— start —

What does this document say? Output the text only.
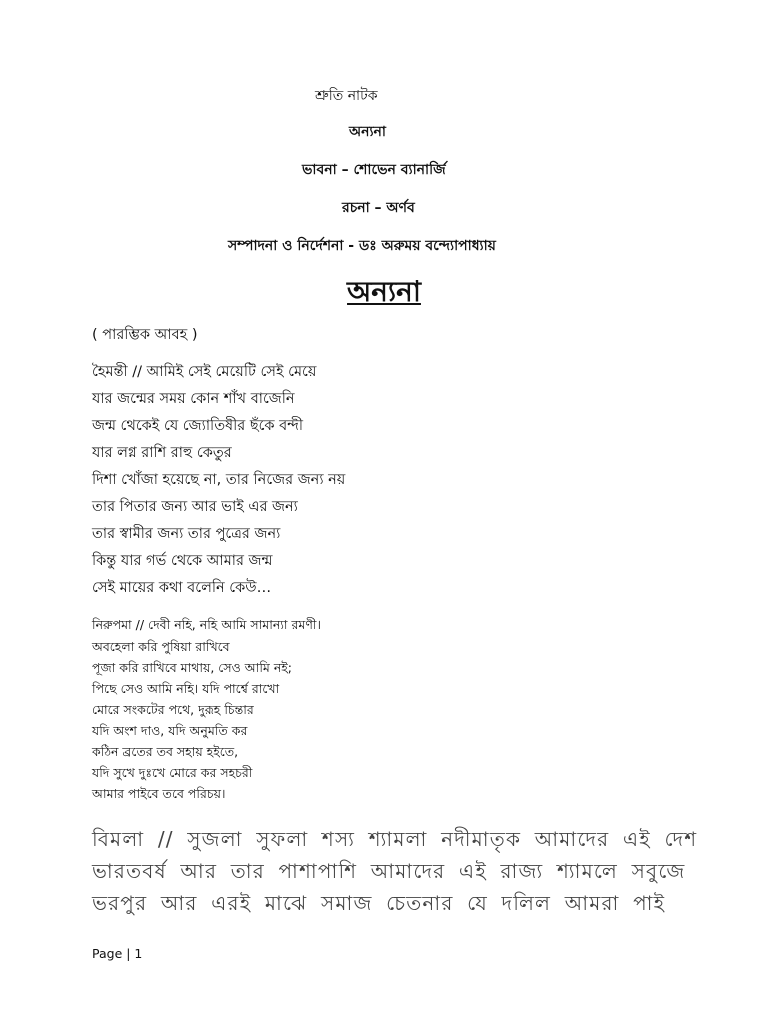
শ্রুতি নাটক
অন্যনা
ভাবনা – শোভেন ব্যানার্জি
রচনা – অর্ণব
সম্পাদনা ও নির্দেশনা - ডঃ অরুময় বন্দ্যোপাধ্যায়
অন্যনা
( পারম্ভিক আবহ )
হৈমন্তী // আমিই সেই মেয়েটি সেই মেয়ে
যার জন্মের সময় কোন শাঁখ বাজেনি
জন্ম থেকেই যে জ্যোতিষীর ছঁকে বন্দী
যার লগ্ন রাশি রাহু কেতুর
দিশা খোঁজা হয়েছে না, তার নিজের জন্য নয়
তার পিতার জন্য আর ভাই এর জন্য
তার স্বামীর জন্য তার পুত্রের জন্য
কিন্তু যার গর্ভ থেকে আমার জন্ম
সেই মায়ের কথা বলেনি কেউ…
নিরুপমা // দেবী নহি, নহি আমি সামান্যা রমণী।
অবহেলা করি পুষিয়া রাখিবে
পূজা করি রাখিবে মাথায়, সেও আমি নই;
পিছে সেও আমি নহি। যদি পার্শ্বে রাখো
মোরে সংকটের পথে, দুরূহ চিন্তার
যদি অংশ দাও, যদি অনুমতি কর
কঠিন ব্রতের তব সহায় হইতে,
যদি সুখে দুঃখে মোরে কর সহচরী
আমার পাইবে তবে পরিচয়।
বিমলা // সুজলা সুফলা শস্য শ্যামলা নদীমাতৃক আমাদের এই দেশ
ভারতবর্ষ আর তার পাশাপাশি আমাদের এই রাজ্য শ্যামলে সবুজে
ভরপুর আর এরই মাঝে সমাজ চেতনার যে দলিল আমরা পাই
Page | 1
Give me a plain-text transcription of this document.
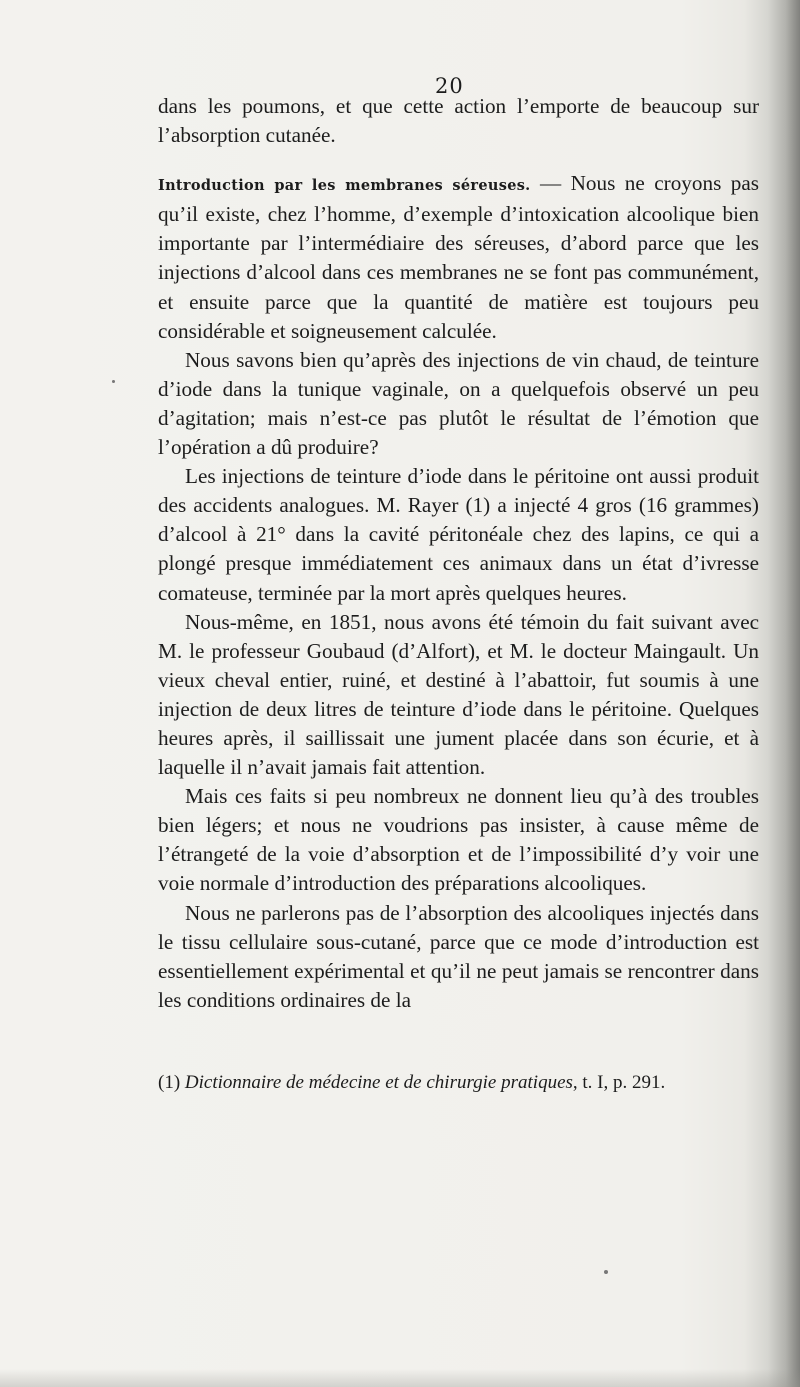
20

dans les poumons, et que cette action l’emporte de beaucoup sur l’absorption cutanée.

Introduction par les membranes séreuses. — Nous ne croyons pas qu’il existe, chez l’homme, d’exemple d’intoxication alcoolique bien importante par l’intermédiaire des séreuses, d’abord parce que les injections d’alcool dans ces membranes ne se font pas communément, et ensuite parce que la quantité de matière est toujours peu considérable et soigneusement calculée.

Nous savons bien qu’après des injections de vin chaud, de teinture d’iode dans la tunique vaginale, on a quelquefois observé un peu d’agitation; mais n’est-ce pas plutôt le résultat de l’émotion que l’opération a dû produire?

Les injections de teinture d’iode dans le péritoine ont aussi produit des accidents analogues. M. Rayer (1) a injecté 4 gros (16 grammes) d’alcool à 21° dans la cavité péritonéale chez des lapins, ce qui a plongé presque immédiatement ces animaux dans un état d’ivresse comateuse, terminée par la mort après quelques heures.

Nous-même, en 1851, nous avons été témoin du fait suivant avec M. le professeur Goubaud (d’Alfort), et M. le docteur Maingault. Un vieux cheval entier, ruiné, et destiné à l’abattoir, fut soumis à une injection de deux litres de teinture d’iode dans le péritoine. Quelques heures après, il saillissait une jument placée dans son écurie, et à laquelle il n’avait jamais fait attention.

Mais ces faits si peu nombreux ne donnent lieu qu’à des troubles bien légers; et nous ne voudrions pas insister, à cause même de l’étrangeté de la voie d’absorption et de l’impossibilité d’y voir une voie normale d’introduction des préparations alcooliques.

Nous ne parlerons pas de l’absorption des alcooliques injectés dans le tissu cellulaire sous-cutané, parce que ce mode d’introduction est essentiellement expérimental et qu’il ne peut jamais se rencontrer dans les conditions ordinaires de la

(1) Dictionnaire de médecine et de chirurgie pratiques, t. I, p. 291.
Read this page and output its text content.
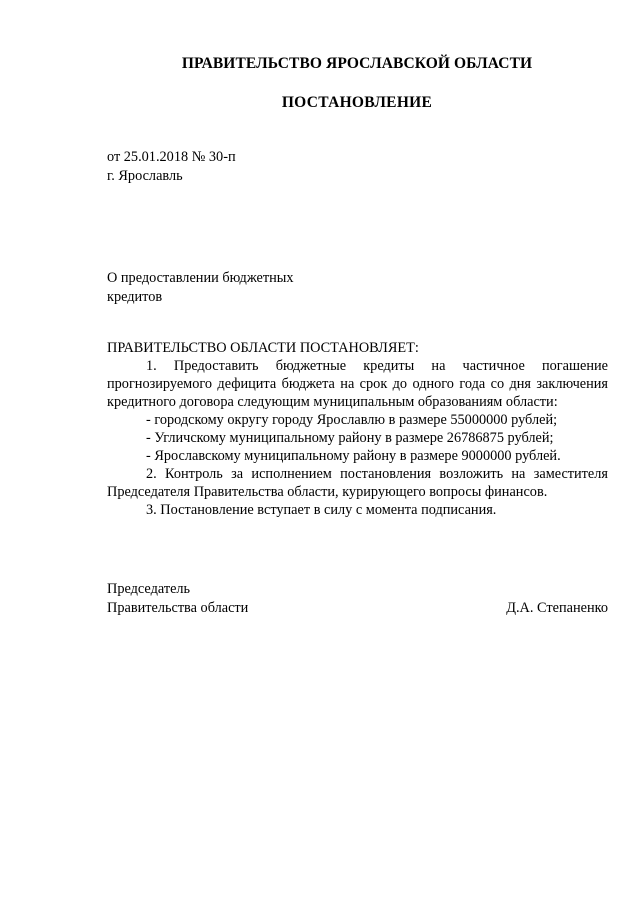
ПРАВИТЕЛЬСТВО ЯРОСЛАВСКОЙ ОБЛАСТИ
ПОСТАНОВЛЕНИЕ
от 25.01.2018 № 30-п
г. Ярославль
О предоставлении бюджетных
кредитов

ПРАВИТЕЛЬСТВО ОБЛАСТИ ПОСТАНОВЛЯЕТ:

1. Предоставить бюджетные кредиты на частичное погашение прогнозируемого дефицита бюджета на срок до одного года со дня заключения кредитного договора следующим муниципальным образованиям области:

- городскому округу городу Ярославлю в размере 55000000 рублей;

- Угличскому муниципальному району в размере 26786875 рублей;

- Ярославскому муниципальному району в размере 9000000 рублей.

2. Контроль за исполнением постановления возложить на заместителя Председателя Правительства области, курирующего вопросы финансов.

3. Постановление вступает в силу с момента подписания.

Председатель
Правительства области	Д.А. Степаненко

— end —

Instructions for the task
Using the data above, print every line exactly, omitting pictures.

Expected output
What does this document say? Output the text only.
শ্রুতি নাটক
অন্যনা
ভাবনা – শোভেন ব্যানার্জি
রচনা – অর্ণব
সম্পাদনা ও নির্দেশনা - ডঃ অরুময় বন্দ্যোপাধ্যায়
অন্যনা
( পারম্ভিক আবহ )
হৈমন্তী // আমিই সেই মেয়েটি সেই মেয়ে
যার জন্মের সময় কোন শাঁখ বাজেনি
জন্ম থেকেই যে জ্যোতিষীর ছঁকে বন্দী
যার লগ্ন রাশি রাহু কেতুর
দিশা খোঁজা হয়েছে না, তার নিজের জন্য নয়
তার পিতার জন্য আর ভাই এর জন্য
তার স্বামীর জন্য তার পুত্রের জন্য
কিন্তু যার গর্ভ থেকে আমার জন্ম
সেই মায়ের কথা বলেনি কেউ…
নিরুপমা // দেবী নহি, নহি আমি সামান্যা রমণী।
অবহেলা করি পুষিয়া রাখিবে
পূজা করি রাখিবে মাথায়, সেও আমি নই;
পিছে সেও আমি নহি। যদি পার্শ্বে রাখো
মোরে সংকটের পথে, দুরূহ চিন্তার
যদি অংশ দাও, যদি অনুমতি কর
কঠিন ব্রতের তব সহায় হইতে,
যদি সুখে দুঃখে মোরে কর সহচরী
আমার পাইবে তবে পরিচয়।
বিমলা // সুজলা সুফলা শস্য শ্যামলা নদীমাতৃক আমাদের এই দেশ
ভারতবর্ষ আর তার পাশাপাশি আমাদের এই রাজ্য শ্যামলে সবুজে
ভরপুর আর এরই মাঝে সমাজ চেতনার যে দলিল আমরা পাই
Page | 1
Give me a plain-text transcription of this document.
20

dans les poumons, et que cette action l’emporte de beaucoup sur l’absorption cutanée.

Introduction par les membranes séreuses. — Nous ne croyons pas qu’il existe, chez l’homme, d’exemple d’intoxication alcoolique bien importante par l’intermédiaire des séreuses, d’abord parce que les injections d’alcool dans ces membranes ne se font pas communément, et ensuite parce que la quantité de matière est toujours peu considérable et soigneusement calculée.

Nous savons bien qu’après des injections de vin chaud, de teinture d’iode dans la tunique vaginale, on a quelquefois observé un peu d’agitation; mais n’est-ce pas plutôt le résultat de l’émotion que l’opération a dû produire?

Les injections de teinture d’iode dans le péritoine ont aussi produit des accidents analogues. M. Rayer (1) a injecté 4 gros (16 grammes) d’alcool à 21° dans la cavité péritonéale chez des lapins, ce qui a plongé presque immédiatement ces animaux dans un état d’ivresse comateuse, terminée par la mort après quelques heures.

Nous-même, en 1851, nous avons été témoin du fait suivant avec M. le professeur Goubaud (d’Alfort), et M. le docteur Maingault. Un vieux cheval entier, ruiné, et destiné à l’abattoir, fut soumis à une injection de deux litres de teinture d’iode dans le péritoine. Quelques heures après, il saillissait une jument placée dans son écurie, et à laquelle il n’avait jamais fait attention.

Mais ces faits si peu nombreux ne donnent lieu qu’à des troubles bien légers; et nous ne voudrions pas insister, à cause même de l’étrangeté de la voie d’absorption et de l’impossibilité d’y voir une voie normale d’introduction des préparations alcooliques.

Nous ne parlerons pas de l’absorption des alcooliques injectés dans le tissu cellulaire sous-cutané, parce que ce mode d’introduction est essentiellement expérimental et qu’il ne peut jamais se rencontrer dans les conditions ordinaires de la

(1) Dictionnaire de médecine et de chirurgie pratiques, t. I, p. 291.
Read this page and output its text content.
ПРАВИТЕЛЬСТВО ЯРОСЛАВСКОЙ ОБЛАСТИ
ПОСТАНОВЛЕНИЕ
от 25.01.2018 № 30-п
г. Ярославль
О предоставлении бюджетных
кредитов

ПРАВИТЕЛЬСТВО ОБЛАСТИ ПОСТАНОВЛЯЕТ:

1. Предоставить бюджетные кредиты на частичное погашение прогнозируемого дефицита бюджета на срок до одного года со дня заключения кредитного договора следующим муниципальным образованиям области:

- городскому округу городу Ярославлю в размере 55000000 рублей;

- Угличскому муниципальному району в размере 26786875 рублей;

- Ярославскому муниципальному району в размере 9000000 рублей.

2. Контроль за исполнением постановления возложить на заместителя Председателя Правительства области, курирующего вопросы финансов.

3. Постановление вступает в силу с момента подписания.

Председатель
Правительства области	Д.А. Степаненко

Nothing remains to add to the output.